Dataset entries:
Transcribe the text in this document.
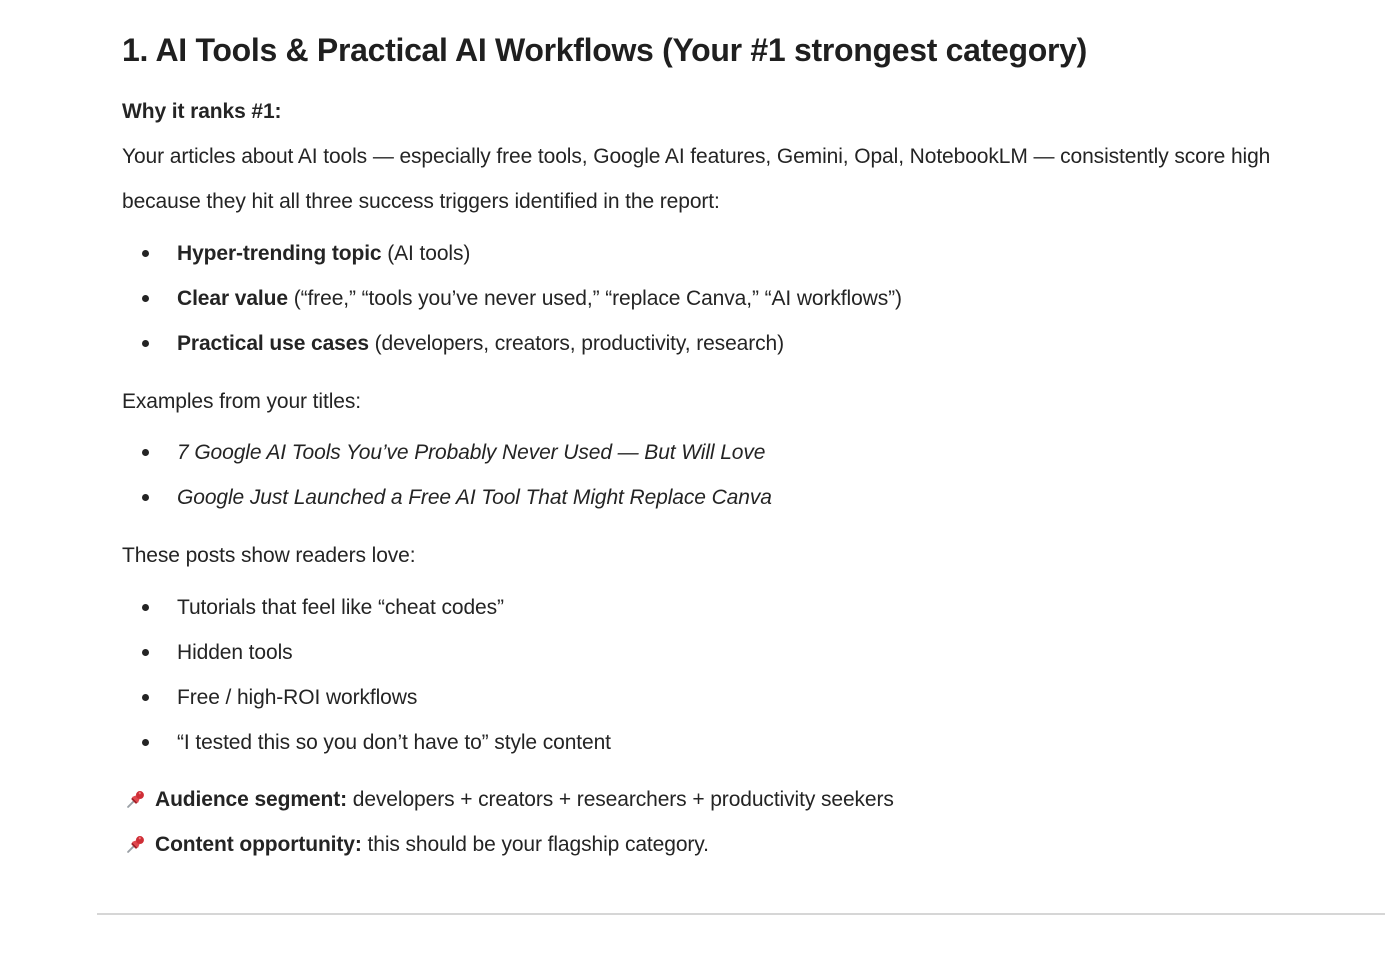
1. AI Tools & Practical AI Workflows (Your #1 strongest category)

Why it ranks #1:

Your articles about AI tools — especially free tools, Google AI features, Gemini, Opal, NotebookLM — consistently score high because they hit all three success triggers identified in the report:

Hyper-trending topic (AI tools)
Clear value (“free,” “tools you’ve never used,” “replace Canva,” “AI workflows”)
Practical use cases (developers, creators, productivity, research)

Examples from your titles:

7 Google AI Tools You’ve Probably Never Used — But Will Love
Google Just Launched a Free AI Tool That Might Replace Canva

These posts show readers love:

Tutorials that feel like “cheat codes”
Hidden tools
Free / high-ROI workflows
“I tested this so you don’t have to” style content
Audience segment: developers + creators + researchers + productivity seekers
Content opportunity: this should be your flagship category.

# What you have to do
A faithful copy of the records above is needed, with the pictures left out.

# Full solution
Transcribe the text in this document.
1. AI Tools & Practical AI Workflows (Your #1 strongest category)

Why it ranks #1:

Your articles about AI tools — especially free tools, Google AI features, Gemini, Opal, NotebookLM — consistently score high because they hit all three success triggers identified in the report:

Hyper-trending topic (AI tools)
Clear value (“free,” “tools you’ve never used,” “replace Canva,” “AI workflows”)
Practical use cases (developers, creators, productivity, research)

Examples from your titles:

7 Google AI Tools You’ve Probably Never Used — But Will Love
Google Just Launched a Free AI Tool That Might Replace Canva

These posts show readers love:

Tutorials that feel like “cheat codes”
Hidden tools
Free / high-ROI workflows
“I tested this so you don’t have to” style content
Audience segment: developers + creators + researchers + productivity seekers
Content opportunity: this should be your flagship category.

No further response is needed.